--- Start ---
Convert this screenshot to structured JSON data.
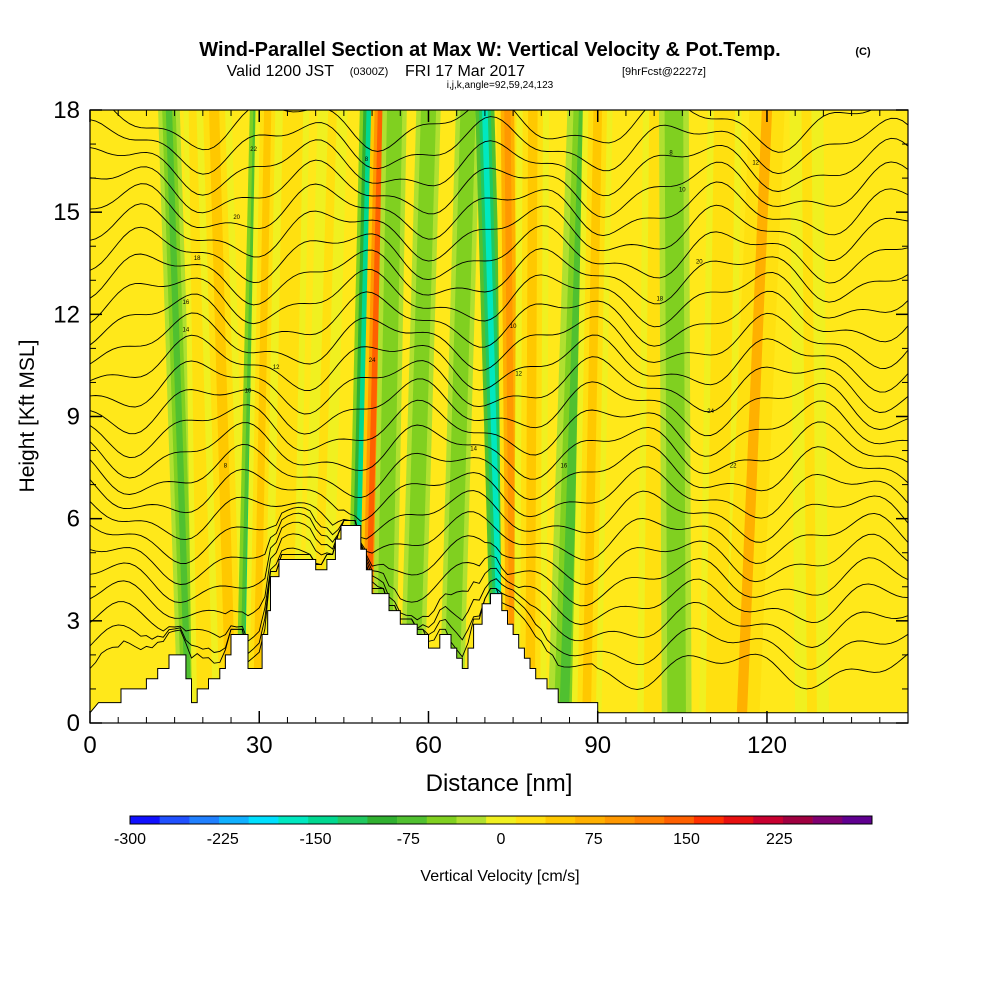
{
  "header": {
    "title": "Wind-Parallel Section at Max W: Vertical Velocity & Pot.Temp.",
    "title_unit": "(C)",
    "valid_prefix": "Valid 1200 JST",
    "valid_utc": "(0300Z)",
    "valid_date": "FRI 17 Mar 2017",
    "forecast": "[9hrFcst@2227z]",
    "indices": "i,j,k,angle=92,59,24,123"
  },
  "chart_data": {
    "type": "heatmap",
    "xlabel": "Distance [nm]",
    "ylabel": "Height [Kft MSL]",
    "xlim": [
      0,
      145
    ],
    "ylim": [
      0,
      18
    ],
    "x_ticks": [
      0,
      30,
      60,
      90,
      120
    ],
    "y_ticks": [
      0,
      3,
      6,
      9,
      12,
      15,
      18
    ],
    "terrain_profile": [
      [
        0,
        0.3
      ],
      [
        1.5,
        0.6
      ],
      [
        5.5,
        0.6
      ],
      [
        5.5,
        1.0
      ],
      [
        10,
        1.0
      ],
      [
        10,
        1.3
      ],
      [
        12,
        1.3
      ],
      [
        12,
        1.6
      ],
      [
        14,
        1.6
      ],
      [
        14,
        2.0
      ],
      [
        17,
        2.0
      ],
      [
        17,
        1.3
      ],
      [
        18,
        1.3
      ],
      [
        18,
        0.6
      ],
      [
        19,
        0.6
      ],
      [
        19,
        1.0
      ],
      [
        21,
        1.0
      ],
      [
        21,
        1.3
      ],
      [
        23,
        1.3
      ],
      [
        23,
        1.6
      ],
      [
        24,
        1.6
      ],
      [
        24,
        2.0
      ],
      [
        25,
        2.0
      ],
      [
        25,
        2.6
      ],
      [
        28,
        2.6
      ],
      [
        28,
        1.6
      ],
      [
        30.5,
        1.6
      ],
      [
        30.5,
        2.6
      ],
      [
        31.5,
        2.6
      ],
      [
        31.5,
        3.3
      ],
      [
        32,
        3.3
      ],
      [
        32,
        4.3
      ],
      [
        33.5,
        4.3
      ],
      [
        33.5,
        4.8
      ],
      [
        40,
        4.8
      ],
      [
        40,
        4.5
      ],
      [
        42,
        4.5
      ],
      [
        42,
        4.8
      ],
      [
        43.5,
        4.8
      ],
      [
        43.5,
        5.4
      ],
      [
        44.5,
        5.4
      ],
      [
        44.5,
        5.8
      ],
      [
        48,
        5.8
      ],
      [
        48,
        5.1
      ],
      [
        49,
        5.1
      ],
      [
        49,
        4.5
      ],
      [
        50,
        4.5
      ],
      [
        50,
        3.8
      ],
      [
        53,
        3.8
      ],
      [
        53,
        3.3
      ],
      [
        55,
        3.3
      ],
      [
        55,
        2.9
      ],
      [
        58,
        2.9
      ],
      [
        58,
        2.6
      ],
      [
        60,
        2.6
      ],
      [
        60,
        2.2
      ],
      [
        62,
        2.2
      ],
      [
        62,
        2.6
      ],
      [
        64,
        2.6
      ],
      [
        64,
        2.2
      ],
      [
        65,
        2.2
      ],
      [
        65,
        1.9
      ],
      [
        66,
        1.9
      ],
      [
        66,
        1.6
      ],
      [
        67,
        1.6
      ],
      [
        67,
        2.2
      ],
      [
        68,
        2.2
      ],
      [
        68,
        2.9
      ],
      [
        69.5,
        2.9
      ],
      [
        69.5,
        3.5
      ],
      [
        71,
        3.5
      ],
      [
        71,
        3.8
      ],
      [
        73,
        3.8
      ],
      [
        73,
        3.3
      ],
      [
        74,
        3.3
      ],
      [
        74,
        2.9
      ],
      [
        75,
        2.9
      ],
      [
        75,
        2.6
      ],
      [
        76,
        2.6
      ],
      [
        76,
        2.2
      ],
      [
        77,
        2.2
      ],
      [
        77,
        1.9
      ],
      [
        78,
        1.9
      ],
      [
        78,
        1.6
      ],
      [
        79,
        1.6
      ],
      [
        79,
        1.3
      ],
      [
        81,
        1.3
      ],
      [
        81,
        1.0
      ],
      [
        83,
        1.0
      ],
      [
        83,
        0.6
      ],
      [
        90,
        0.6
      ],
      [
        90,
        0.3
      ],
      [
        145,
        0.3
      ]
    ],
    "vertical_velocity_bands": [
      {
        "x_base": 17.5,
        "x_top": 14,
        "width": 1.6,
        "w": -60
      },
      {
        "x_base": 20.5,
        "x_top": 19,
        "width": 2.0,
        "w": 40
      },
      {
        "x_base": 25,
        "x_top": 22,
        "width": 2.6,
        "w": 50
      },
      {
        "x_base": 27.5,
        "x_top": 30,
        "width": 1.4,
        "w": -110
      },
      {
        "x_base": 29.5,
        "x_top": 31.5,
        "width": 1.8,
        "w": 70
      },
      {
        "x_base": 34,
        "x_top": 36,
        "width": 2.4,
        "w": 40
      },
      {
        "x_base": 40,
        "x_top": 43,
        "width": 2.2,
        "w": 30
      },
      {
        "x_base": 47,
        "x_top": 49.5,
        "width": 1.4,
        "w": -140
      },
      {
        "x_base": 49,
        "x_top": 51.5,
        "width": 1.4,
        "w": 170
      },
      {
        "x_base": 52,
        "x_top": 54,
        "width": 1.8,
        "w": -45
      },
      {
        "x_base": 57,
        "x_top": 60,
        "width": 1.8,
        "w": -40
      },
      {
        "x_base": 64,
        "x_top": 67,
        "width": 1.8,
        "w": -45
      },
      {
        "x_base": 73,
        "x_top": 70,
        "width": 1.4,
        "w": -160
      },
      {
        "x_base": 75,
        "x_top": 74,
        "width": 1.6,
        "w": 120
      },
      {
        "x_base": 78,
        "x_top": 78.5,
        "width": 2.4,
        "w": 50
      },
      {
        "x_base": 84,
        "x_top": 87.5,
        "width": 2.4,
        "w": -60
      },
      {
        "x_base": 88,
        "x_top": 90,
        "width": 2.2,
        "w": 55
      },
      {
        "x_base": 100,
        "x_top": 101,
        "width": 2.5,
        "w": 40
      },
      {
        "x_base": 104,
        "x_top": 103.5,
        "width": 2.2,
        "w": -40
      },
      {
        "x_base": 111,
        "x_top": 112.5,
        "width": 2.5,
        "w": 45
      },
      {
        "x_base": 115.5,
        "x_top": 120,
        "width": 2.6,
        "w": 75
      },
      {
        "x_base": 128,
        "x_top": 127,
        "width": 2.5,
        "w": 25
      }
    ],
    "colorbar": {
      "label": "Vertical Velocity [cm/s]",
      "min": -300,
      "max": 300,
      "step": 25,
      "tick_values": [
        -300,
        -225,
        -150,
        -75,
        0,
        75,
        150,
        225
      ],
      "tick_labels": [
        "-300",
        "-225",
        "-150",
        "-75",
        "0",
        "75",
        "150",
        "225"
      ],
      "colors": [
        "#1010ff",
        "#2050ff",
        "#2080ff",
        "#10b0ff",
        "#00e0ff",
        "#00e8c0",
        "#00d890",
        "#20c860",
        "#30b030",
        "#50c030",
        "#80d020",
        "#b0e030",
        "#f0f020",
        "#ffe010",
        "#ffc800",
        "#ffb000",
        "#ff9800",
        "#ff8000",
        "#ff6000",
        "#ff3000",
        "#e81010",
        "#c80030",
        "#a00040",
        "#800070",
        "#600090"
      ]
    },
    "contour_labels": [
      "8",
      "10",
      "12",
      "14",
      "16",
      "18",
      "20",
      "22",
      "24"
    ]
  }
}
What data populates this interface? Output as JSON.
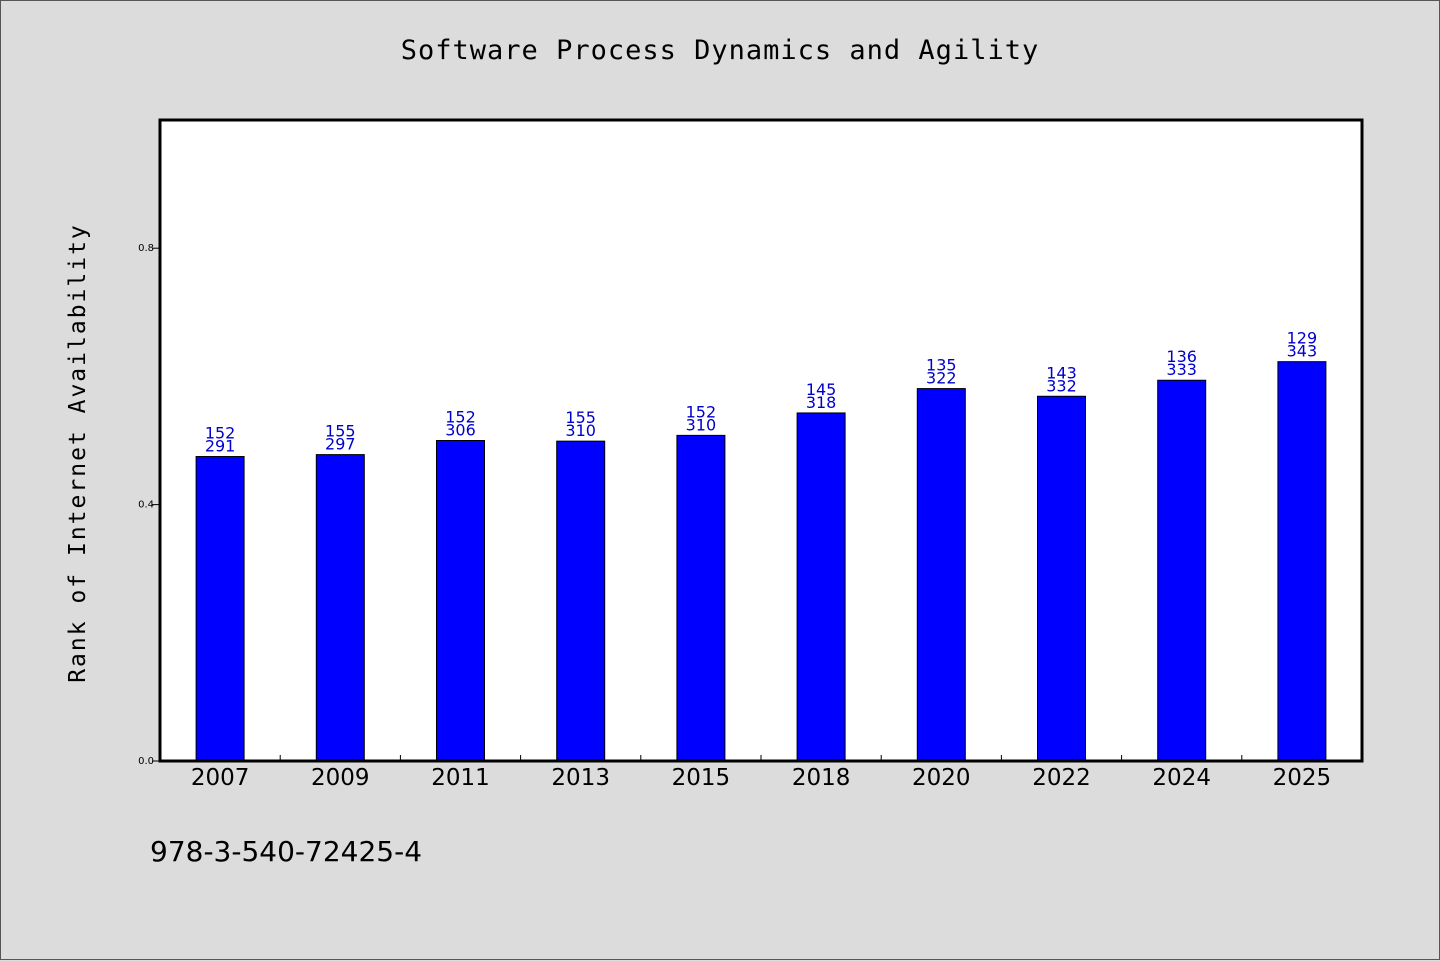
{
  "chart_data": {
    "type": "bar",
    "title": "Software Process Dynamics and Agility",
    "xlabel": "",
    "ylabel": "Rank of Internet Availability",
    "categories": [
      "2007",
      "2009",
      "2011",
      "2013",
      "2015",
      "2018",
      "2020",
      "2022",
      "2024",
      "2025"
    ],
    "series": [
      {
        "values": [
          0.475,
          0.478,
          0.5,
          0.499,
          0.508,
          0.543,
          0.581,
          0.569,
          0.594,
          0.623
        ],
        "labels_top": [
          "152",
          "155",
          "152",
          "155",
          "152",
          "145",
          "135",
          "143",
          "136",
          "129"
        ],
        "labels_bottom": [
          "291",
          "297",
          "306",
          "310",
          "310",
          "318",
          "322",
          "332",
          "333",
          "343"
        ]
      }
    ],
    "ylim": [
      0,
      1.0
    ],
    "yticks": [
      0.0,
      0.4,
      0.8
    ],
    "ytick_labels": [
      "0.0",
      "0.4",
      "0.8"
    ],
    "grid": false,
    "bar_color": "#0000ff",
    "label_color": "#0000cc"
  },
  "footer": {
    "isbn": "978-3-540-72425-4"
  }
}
--- End ---
What is asked: Check each line of the records above for "ylabel", and copy those that have it.

Solution to this exercise:
    "ylabel": "Height [Kft MSL]",
    "ylabel": "Rank of Internet Availability",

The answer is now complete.